[요소가 나타나는 위치의 기록]
# # # # # # #

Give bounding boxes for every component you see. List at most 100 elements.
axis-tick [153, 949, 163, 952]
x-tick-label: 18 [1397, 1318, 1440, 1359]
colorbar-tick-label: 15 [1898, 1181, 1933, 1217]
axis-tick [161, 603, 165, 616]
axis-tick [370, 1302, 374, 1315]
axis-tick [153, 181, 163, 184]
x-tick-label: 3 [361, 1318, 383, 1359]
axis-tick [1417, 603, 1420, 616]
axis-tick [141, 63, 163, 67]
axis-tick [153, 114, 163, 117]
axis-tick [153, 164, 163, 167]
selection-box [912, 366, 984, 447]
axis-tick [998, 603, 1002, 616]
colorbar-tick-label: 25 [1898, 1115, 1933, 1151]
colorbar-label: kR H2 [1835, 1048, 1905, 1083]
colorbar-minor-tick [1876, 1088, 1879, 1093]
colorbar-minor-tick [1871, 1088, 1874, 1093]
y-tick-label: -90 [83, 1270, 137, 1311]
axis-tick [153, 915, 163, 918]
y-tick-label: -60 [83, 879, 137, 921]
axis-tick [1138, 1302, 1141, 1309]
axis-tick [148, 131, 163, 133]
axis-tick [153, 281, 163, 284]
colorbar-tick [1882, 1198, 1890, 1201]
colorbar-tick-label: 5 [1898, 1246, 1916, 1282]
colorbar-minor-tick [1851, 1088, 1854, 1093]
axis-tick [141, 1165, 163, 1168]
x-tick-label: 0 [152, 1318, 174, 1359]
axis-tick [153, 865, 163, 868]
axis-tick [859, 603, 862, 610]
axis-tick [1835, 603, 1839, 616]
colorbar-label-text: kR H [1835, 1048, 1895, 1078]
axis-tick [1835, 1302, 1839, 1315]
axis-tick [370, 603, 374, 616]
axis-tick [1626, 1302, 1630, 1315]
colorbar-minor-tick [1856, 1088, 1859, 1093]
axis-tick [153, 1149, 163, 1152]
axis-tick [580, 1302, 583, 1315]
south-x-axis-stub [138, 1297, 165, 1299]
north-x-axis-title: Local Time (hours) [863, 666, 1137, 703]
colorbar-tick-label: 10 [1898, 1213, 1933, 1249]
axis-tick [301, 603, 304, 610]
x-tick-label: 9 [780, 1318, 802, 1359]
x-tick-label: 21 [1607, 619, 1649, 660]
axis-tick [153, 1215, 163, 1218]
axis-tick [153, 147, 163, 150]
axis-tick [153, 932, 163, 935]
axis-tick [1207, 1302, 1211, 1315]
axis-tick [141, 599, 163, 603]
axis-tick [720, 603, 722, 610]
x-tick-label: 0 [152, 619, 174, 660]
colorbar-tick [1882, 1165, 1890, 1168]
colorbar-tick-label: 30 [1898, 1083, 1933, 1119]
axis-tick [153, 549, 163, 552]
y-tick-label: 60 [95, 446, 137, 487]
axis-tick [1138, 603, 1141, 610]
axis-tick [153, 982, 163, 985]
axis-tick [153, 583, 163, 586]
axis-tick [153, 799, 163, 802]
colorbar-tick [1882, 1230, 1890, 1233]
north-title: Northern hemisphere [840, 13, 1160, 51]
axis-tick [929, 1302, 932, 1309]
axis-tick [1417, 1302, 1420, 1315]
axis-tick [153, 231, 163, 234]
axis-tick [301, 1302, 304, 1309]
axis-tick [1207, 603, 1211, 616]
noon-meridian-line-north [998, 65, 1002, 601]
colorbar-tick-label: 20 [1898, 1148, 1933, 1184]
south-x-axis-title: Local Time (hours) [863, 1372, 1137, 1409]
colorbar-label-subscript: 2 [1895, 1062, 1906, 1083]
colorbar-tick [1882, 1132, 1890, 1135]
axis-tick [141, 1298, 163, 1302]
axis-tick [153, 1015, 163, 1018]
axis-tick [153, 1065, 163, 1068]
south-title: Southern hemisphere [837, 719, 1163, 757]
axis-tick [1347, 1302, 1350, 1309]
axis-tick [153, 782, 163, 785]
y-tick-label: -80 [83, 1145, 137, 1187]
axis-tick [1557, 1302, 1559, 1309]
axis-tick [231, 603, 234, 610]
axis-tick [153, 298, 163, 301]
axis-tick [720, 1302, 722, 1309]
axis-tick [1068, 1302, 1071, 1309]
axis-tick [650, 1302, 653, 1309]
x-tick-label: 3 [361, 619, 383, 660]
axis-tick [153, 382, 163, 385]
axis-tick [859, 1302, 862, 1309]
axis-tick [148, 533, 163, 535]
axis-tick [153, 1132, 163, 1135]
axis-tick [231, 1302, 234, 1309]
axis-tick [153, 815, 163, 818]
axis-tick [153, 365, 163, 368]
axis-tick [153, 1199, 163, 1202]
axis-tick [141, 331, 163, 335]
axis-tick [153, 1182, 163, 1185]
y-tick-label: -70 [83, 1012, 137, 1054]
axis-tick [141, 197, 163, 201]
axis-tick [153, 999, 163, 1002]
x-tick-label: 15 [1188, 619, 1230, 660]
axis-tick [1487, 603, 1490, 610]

# # # # # # #

도전 과제:
기록의 첫 줄부터 "colorbar-tick [1882, 1198, 1890, 1201]"이 들어 있는 줄까지, 그 두 줄을 포함한 줄들만 JSON 문자열 목록으로 나타내 줄 수 있나요? 한 줄당 문자열 하나로 하고 빈 줄은 빼 주세요.

전체 출력:
[
  "Give bounding boxes for every component you see. List at most 100 elements.",
  "axis-tick [153, 949, 163, 952]",
  "x-tick-label: 18 [1397, 1318, 1440, 1359]",
  "colorbar-tick-label: 15 [1898, 1181, 1933, 1217]",
  "axis-tick [161, 603, 165, 616]",
  "axis-tick [370, 1302, 374, 1315]",
  "axis-tick [153, 181, 163, 184]",
  "x-tick-label: 3 [361, 1318, 383, 1359]",
  "axis-tick [1417, 603, 1420, 616]",
  "axis-tick [141, 63, 163, 67]",
  "axis-tick [153, 114, 163, 117]",
  "axis-tick [153, 164, 163, 167]",
  "selection-box [912, 366, 984, 447]",
  "axis-tick [998, 603, 1002, 616]",
  "colorbar-tick-label: 25 [1898, 1115, 1933, 1151]",
  "colorbar-label: kR H2 [1835, 1048, 1905, 1083]",
  "colorbar-minor-tick [1876, 1088, 1879, 1093]",
  "colorbar-minor-tick [1871, 1088, 1874, 1093]",
  "y-tick-label: -90 [83, 1270, 137, 1311]",
  "axis-tick [153, 915, 163, 918]",
  "y-tick-label: -60 [83, 879, 137, 921]",
  "axis-tick [1138, 1302, 1141, 1309]",
  "axis-tick [148, 131, 163, 133]",
  "axis-tick [153, 281, 163, 284]",
  "colorbar-tick [1882, 1198, 1890, 1201]"
]